Note how many lines include the word "they", and give that number by itself.

┄┄┄┄┄┄┄┄┄┄┄┄┄┄┄┄┄┄┄┄

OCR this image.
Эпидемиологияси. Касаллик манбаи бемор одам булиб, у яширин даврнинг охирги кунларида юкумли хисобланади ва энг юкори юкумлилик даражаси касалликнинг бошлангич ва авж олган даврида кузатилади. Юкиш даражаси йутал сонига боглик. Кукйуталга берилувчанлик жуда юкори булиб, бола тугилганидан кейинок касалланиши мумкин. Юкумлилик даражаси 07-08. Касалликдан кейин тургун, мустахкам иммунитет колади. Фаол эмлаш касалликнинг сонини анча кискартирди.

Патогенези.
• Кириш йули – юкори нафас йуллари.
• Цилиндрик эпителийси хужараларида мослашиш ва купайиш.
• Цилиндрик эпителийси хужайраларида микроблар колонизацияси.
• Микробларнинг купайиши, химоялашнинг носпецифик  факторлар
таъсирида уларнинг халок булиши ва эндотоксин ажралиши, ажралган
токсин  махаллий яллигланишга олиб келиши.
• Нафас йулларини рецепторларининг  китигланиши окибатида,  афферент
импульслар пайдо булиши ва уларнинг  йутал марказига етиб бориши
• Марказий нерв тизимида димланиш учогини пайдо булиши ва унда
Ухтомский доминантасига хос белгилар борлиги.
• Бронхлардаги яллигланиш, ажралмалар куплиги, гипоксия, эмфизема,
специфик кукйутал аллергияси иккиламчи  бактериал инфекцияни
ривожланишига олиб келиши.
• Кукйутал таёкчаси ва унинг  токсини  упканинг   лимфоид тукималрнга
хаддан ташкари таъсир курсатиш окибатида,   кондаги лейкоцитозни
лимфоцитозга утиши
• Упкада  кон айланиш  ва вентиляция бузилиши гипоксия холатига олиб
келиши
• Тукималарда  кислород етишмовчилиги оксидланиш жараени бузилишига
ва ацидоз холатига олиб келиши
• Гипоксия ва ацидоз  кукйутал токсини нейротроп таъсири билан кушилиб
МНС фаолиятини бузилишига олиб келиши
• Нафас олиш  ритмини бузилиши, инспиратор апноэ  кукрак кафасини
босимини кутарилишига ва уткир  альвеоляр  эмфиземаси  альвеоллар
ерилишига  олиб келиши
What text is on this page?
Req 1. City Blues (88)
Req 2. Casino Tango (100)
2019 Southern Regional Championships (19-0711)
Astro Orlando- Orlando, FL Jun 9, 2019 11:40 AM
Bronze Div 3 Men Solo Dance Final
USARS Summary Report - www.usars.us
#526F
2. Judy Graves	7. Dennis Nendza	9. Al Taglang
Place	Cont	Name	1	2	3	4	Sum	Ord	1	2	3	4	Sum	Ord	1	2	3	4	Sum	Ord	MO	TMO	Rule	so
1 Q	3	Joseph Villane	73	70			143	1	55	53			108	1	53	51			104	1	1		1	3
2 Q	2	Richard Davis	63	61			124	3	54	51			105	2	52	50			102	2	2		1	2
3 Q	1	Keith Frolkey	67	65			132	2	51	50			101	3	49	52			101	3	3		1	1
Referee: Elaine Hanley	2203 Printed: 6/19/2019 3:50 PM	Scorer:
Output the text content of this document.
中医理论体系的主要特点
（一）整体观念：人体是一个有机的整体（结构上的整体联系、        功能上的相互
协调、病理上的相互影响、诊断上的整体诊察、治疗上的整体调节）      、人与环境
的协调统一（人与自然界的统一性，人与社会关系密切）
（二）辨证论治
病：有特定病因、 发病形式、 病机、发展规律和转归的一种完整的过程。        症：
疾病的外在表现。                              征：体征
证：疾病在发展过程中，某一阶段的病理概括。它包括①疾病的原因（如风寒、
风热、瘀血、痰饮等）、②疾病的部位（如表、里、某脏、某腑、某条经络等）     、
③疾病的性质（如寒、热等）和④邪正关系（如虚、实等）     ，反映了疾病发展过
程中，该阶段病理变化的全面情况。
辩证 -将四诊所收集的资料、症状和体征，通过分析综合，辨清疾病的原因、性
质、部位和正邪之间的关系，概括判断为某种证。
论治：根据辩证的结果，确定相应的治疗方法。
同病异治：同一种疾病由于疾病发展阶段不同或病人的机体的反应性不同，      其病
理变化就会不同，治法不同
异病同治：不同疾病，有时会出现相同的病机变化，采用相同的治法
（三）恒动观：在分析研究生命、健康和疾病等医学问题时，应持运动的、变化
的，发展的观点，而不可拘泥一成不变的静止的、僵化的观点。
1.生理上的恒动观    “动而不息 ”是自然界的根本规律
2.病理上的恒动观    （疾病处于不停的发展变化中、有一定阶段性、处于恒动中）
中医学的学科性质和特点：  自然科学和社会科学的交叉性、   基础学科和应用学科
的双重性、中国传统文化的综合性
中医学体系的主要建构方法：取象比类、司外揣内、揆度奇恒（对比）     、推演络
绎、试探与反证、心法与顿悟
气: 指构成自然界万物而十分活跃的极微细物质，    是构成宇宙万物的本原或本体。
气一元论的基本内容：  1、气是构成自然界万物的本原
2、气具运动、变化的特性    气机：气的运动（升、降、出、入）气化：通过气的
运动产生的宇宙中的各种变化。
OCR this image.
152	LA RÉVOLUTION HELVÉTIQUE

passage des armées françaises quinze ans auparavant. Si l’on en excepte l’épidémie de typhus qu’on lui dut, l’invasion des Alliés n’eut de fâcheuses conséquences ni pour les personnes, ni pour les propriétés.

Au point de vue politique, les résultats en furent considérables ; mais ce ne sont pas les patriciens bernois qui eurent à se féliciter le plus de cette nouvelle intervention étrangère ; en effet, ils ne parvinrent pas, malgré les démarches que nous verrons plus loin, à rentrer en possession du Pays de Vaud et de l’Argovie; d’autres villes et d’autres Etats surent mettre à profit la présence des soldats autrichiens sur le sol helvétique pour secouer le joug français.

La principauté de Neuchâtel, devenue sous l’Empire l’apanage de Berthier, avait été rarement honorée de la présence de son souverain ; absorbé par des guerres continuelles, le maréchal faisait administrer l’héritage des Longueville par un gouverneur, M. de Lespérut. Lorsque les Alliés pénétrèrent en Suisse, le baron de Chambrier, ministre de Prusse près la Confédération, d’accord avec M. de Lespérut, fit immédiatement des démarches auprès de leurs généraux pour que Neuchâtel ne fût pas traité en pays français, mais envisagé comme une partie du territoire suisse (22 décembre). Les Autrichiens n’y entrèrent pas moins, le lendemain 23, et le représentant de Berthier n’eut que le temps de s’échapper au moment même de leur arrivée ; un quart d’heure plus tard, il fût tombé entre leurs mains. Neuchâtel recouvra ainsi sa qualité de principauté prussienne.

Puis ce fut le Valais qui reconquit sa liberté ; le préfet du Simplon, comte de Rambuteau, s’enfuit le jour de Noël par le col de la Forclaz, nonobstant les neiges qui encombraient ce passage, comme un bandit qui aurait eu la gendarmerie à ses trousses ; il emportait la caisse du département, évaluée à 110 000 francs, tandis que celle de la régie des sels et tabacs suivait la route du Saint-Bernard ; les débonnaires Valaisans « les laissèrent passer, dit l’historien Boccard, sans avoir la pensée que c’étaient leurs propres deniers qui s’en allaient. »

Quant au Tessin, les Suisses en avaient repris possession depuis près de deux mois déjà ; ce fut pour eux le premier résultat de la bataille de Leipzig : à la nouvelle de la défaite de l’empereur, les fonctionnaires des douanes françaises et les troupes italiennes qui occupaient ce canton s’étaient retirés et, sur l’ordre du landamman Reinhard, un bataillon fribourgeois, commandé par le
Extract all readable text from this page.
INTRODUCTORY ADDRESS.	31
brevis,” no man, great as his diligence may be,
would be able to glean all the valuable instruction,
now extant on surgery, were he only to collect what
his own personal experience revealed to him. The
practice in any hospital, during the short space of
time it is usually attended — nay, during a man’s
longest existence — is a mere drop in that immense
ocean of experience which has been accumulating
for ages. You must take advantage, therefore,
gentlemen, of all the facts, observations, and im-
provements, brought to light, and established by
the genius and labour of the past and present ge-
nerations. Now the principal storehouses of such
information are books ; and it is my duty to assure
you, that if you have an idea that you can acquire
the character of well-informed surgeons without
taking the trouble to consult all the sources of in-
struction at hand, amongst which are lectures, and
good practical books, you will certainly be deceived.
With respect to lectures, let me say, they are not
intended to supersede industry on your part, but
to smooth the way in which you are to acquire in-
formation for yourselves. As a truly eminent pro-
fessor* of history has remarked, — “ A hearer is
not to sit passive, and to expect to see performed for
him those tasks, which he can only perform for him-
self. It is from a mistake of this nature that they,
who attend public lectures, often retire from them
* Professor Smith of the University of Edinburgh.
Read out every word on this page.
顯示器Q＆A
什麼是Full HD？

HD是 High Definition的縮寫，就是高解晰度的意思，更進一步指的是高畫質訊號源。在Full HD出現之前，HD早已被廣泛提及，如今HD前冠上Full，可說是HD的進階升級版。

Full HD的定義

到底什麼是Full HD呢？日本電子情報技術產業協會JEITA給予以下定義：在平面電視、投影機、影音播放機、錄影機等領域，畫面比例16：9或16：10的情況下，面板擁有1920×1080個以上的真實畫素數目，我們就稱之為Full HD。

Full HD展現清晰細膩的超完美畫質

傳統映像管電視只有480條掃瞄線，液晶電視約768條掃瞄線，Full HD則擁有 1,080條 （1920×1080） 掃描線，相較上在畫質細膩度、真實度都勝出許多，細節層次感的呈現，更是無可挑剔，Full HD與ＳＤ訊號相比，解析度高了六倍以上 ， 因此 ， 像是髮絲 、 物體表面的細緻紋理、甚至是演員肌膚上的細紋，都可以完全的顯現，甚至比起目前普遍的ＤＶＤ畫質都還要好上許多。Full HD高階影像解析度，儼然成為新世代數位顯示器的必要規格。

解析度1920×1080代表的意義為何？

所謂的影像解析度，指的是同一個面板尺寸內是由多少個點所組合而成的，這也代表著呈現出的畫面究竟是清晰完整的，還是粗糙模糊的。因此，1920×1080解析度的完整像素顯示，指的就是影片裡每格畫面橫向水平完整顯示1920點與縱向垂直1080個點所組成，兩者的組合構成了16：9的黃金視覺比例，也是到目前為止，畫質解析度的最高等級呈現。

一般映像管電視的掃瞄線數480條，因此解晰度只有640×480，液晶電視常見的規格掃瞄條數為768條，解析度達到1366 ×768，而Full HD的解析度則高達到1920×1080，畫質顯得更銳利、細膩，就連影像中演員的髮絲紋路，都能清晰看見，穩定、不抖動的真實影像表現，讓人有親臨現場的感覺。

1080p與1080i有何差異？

┄┄┄┄┄┄┄┄┄┄┄┄┄┄┄┄┄┄┄┄

(Response for this exercise) 2